WHAT IS EXPECTED - The records that follow are to be repeated exactly, with the pictures removed.

PROVIDED DATA -
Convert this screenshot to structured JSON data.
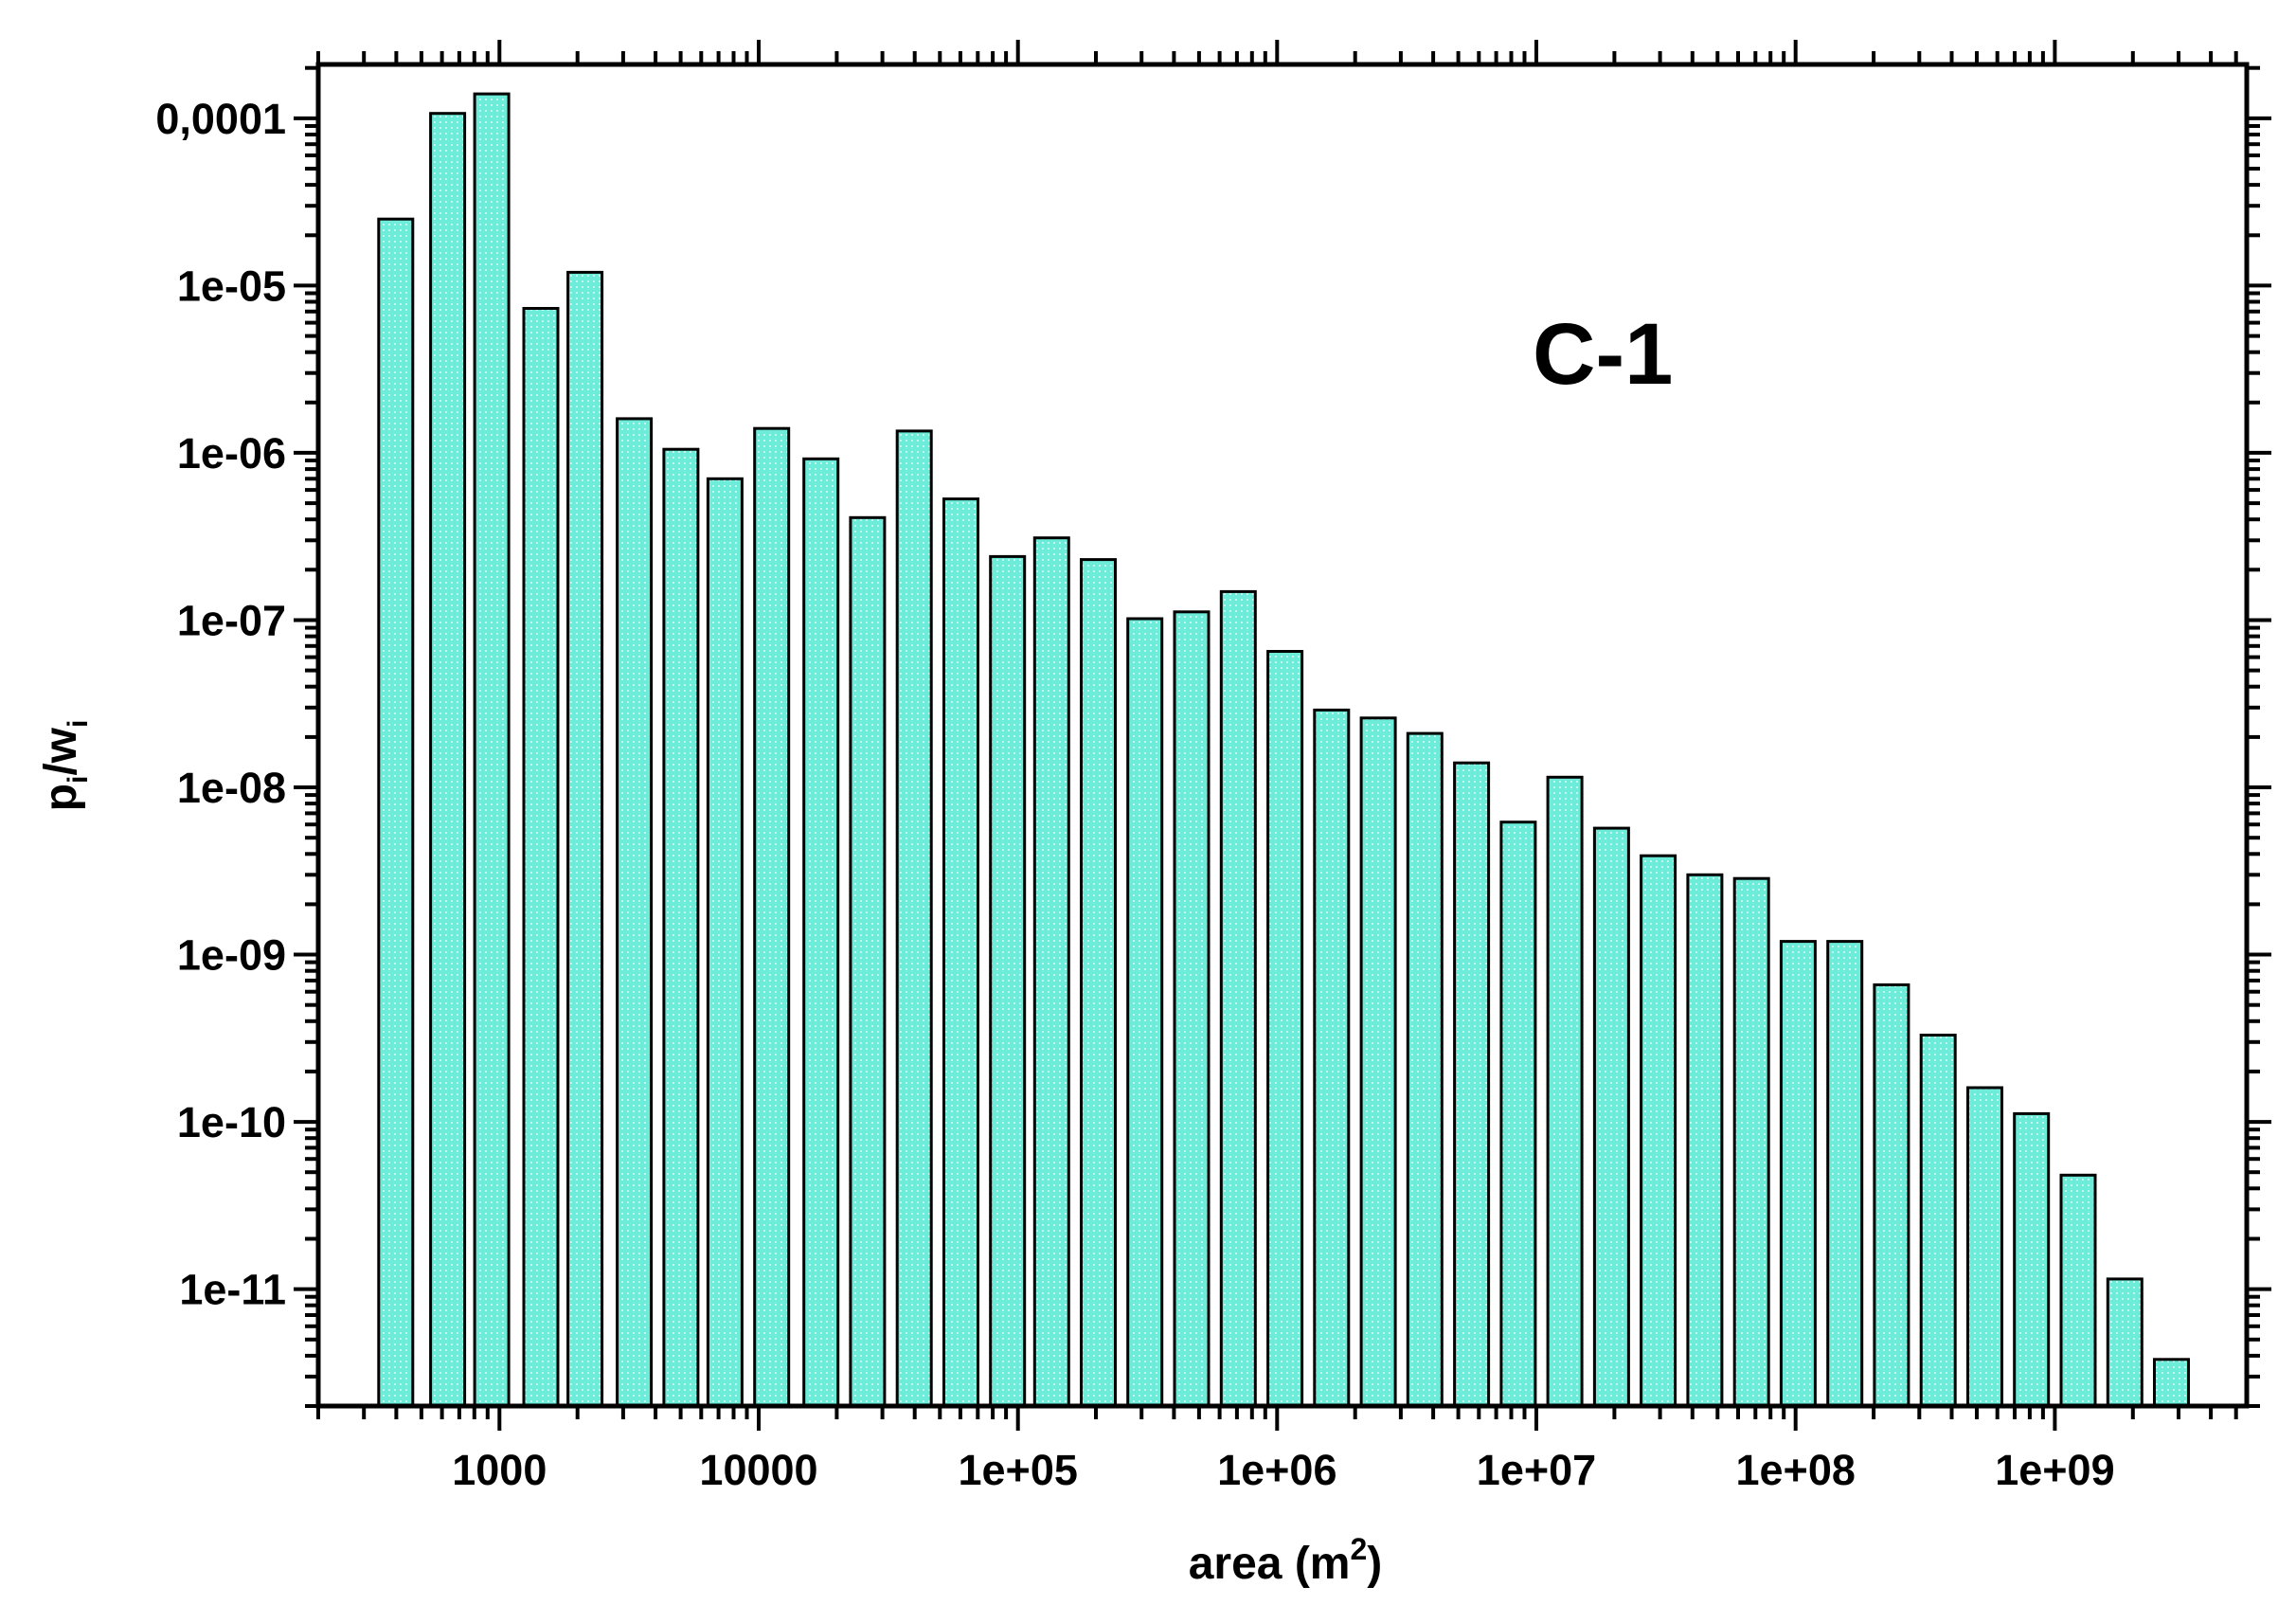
{
  "chart_data": {
    "type": "bar",
    "x_scale": "log",
    "y_scale": "log",
    "xlabel": "area (m²)",
    "xlabel_base": "area (m",
    "xlabel_sup": "2",
    "xlabel_close": ")",
    "ylabel": "pi/wi",
    "ylabel_p": "p",
    "ylabel_sub1": "i",
    "ylabel_slash": "/w",
    "ylabel_sub2": "i",
    "annotation": "C-1",
    "xlim": [
      200,
      5500000000
    ],
    "ylim": [
      2e-12,
      0.00021
    ],
    "x_ticks": [
      {
        "value": 1000,
        "label": "1000"
      },
      {
        "value": 10000,
        "label": "10000"
      },
      {
        "value": 100000,
        "label": "1e+05"
      },
      {
        "value": 1000000,
        "label": "1e+06"
      },
      {
        "value": 10000000,
        "label": "1e+07"
      },
      {
        "value": 100000000,
        "label": "1e+08"
      },
      {
        "value": 1000000000,
        "label": "1e+09"
      }
    ],
    "y_ticks": [
      {
        "value": 0.0001,
        "label": "0,0001"
      },
      {
        "value": 1e-05,
        "label": "1e-05"
      },
      {
        "value": 1e-06,
        "label": "1e-06"
      },
      {
        "value": 1e-07,
        "label": "1e-07"
      },
      {
        "value": 1e-08,
        "label": "1e-08"
      },
      {
        "value": 1e-09,
        "label": "1e-09"
      },
      {
        "value": 1e-10,
        "label": "1e-10"
      },
      {
        "value": 1e-11,
        "label": "1e-11"
      }
    ],
    "bar_color": "#5ee8d6",
    "bars": [
      {
        "x": 398,
        "y": 2.5e-05
      },
      {
        "x": 631,
        "y": 0.000107
      },
      {
        "x": 933,
        "y": 0.00014
      },
      {
        "x": 1445,
        "y": 7.3e-06
      },
      {
        "x": 2138,
        "y": 1.2e-05
      },
      {
        "x": 3311,
        "y": 1.6e-06
      },
      {
        "x": 5012,
        "y": 1.05e-06
      },
      {
        "x": 7413,
        "y": 7e-07
      },
      {
        "x": 11220,
        "y": 1.4e-06
      },
      {
        "x": 17380,
        "y": 9.2e-07
      },
      {
        "x": 26300,
        "y": 4.1e-07
      },
      {
        "x": 39810,
        "y": 1.35e-06
      },
      {
        "x": 60260,
        "y": 5.3e-07
      },
      {
        "x": 91200,
        "y": 2.4e-07
      },
      {
        "x": 135000,
        "y": 3.1e-07
      },
      {
        "x": 204200,
        "y": 2.3e-07
      },
      {
        "x": 309000,
        "y": 1.02e-07
      },
      {
        "x": 467700,
        "y": 1.12e-07
      },
      {
        "x": 707900,
        "y": 1.48e-07
      },
      {
        "x": 1072000,
        "y": 6.5e-08
      },
      {
        "x": 1622000,
        "y": 2.9e-08
      },
      {
        "x": 2455000,
        "y": 2.6e-08
      },
      {
        "x": 3715000,
        "y": 2.1e-08
      },
      {
        "x": 5623000,
        "y": 1.4e-08
      },
      {
        "x": 8511000,
        "y": 6.2e-09
      },
      {
        "x": 12880000,
        "y": 1.15e-08
      },
      {
        "x": 19500000,
        "y": 5.7e-09
      },
      {
        "x": 29510000,
        "y": 3.9e-09
      },
      {
        "x": 44670000,
        "y": 3e-09
      },
      {
        "x": 67610000,
        "y": 2.85e-09
      },
      {
        "x": 102300000,
        "y": 1.2e-09
      },
      {
        "x": 154900000,
        "y": 1.2e-09
      },
      {
        "x": 234400000,
        "y": 6.6e-10
      },
      {
        "x": 354800000,
        "y": 3.3e-10
      },
      {
        "x": 537000000,
        "y": 1.6e-10
      },
      {
        "x": 812800000,
        "y": 1.12e-10
      },
      {
        "x": 1230000000,
        "y": 4.8e-11
      },
      {
        "x": 1862000000,
        "y": 1.15e-11
      },
      {
        "x": 2818000000,
        "y": 3.8e-12
      }
    ]
  }
}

RESULT OF THE TASK -
Convert this screenshot to structured JSON data.
{
  "chart_data": {
    "type": "bar",
    "x_scale": "log",
    "y_scale": "log",
    "xlabel": "area (m²)",
    "xlabel_base": "area (m",
    "xlabel_sup": "2",
    "xlabel_close": ")",
    "ylabel": "pi/wi",
    "ylabel_p": "p",
    "ylabel_sub1": "i",
    "ylabel_slash": "/w",
    "ylabel_sub2": "i",
    "annotation": "C-1",
    "xlim": [
      200,
      5500000000
    ],
    "ylim": [
      2e-12,
      0.00021
    ],
    "x_ticks": [
      {
        "value": 1000,
        "label": "1000"
      },
      {
        "value": 10000,
        "label": "10000"
      },
      {
        "value": 100000,
        "label": "1e+05"
      },
      {
        "value": 1000000,
        "label": "1e+06"
      },
      {
        "value": 10000000,
        "label": "1e+07"
      },
      {
        "value": 100000000,
        "label": "1e+08"
      },
      {
        "value": 1000000000,
        "label": "1e+09"
      }
    ],
    "y_ticks": [
      {
        "value": 0.0001,
        "label": "0,0001"
      },
      {
        "value": 1e-05,
        "label": "1e-05"
      },
      {
        "value": 1e-06,
        "label": "1e-06"
      },
      {
        "value": 1e-07,
        "label": "1e-07"
      },
      {
        "value": 1e-08,
        "label": "1e-08"
      },
      {
        "value": 1e-09,
        "label": "1e-09"
      },
      {
        "value": 1e-10,
        "label": "1e-10"
      },
      {
        "value": 1e-11,
        "label": "1e-11"
      }
    ],
    "bar_color": "#5ee8d6",
    "bars": [
      {
        "x": 398,
        "y": 2.5e-05
      },
      {
        "x": 631,
        "y": 0.000107
      },
      {
        "x": 933,
        "y": 0.00014
      },
      {
        "x": 1445,
        "y": 7.3e-06
      },
      {
        "x": 2138,
        "y": 1.2e-05
      },
      {
        "x": 3311,
        "y": 1.6e-06
      },
      {
        "x": 5012,
        "y": 1.05e-06
      },
      {
        "x": 7413,
        "y": 7e-07
      },
      {
        "x": 11220,
        "y": 1.4e-06
      },
      {
        "x": 17380,
        "y": 9.2e-07
      },
      {
        "x": 26300,
        "y": 4.1e-07
      },
      {
        "x": 39810,
        "y": 1.35e-06
      },
      {
        "x": 60260,
        "y": 5.3e-07
      },
      {
        "x": 91200,
        "y": 2.4e-07
      },
      {
        "x": 135000,
        "y": 3.1e-07
      },
      {
        "x": 204200,
        "y": 2.3e-07
      },
      {
        "x": 309000,
        "y": 1.02e-07
      },
      {
        "x": 467700,
        "y": 1.12e-07
      },
      {
        "x": 707900,
        "y": 1.48e-07
      },
      {
        "x": 1072000,
        "y": 6.5e-08
      },
      {
        "x": 1622000,
        "y": 2.9e-08
      },
      {
        "x": 2455000,
        "y": 2.6e-08
      },
      {
        "x": 3715000,
        "y": 2.1e-08
      },
      {
        "x": 5623000,
        "y": 1.4e-08
      },
      {
        "x": 8511000,
        "y": 6.2e-09
      },
      {
        "x": 12880000,
        "y": 1.15e-08
      },
      {
        "x": 19500000,
        "y": 5.7e-09
      },
      {
        "x": 29510000,
        "y": 3.9e-09
      },
      {
        "x": 44670000,
        "y": 3e-09
      },
      {
        "x": 67610000,
        "y": 2.85e-09
      },
      {
        "x": 102300000,
        "y": 1.2e-09
      },
      {
        "x": 154900000,
        "y": 1.2e-09
      },
      {
        "x": 234400000,
        "y": 6.6e-10
      },
      {
        "x": 354800000,
        "y": 3.3e-10
      },
      {
        "x": 537000000,
        "y": 1.6e-10
      },
      {
        "x": 812800000,
        "y": 1.12e-10
      },
      {
        "x": 1230000000,
        "y": 4.8e-11
      },
      {
        "x": 1862000000,
        "y": 1.15e-11
      },
      {
        "x": 2818000000,
        "y": 3.8e-12
      }
    ]
  }
}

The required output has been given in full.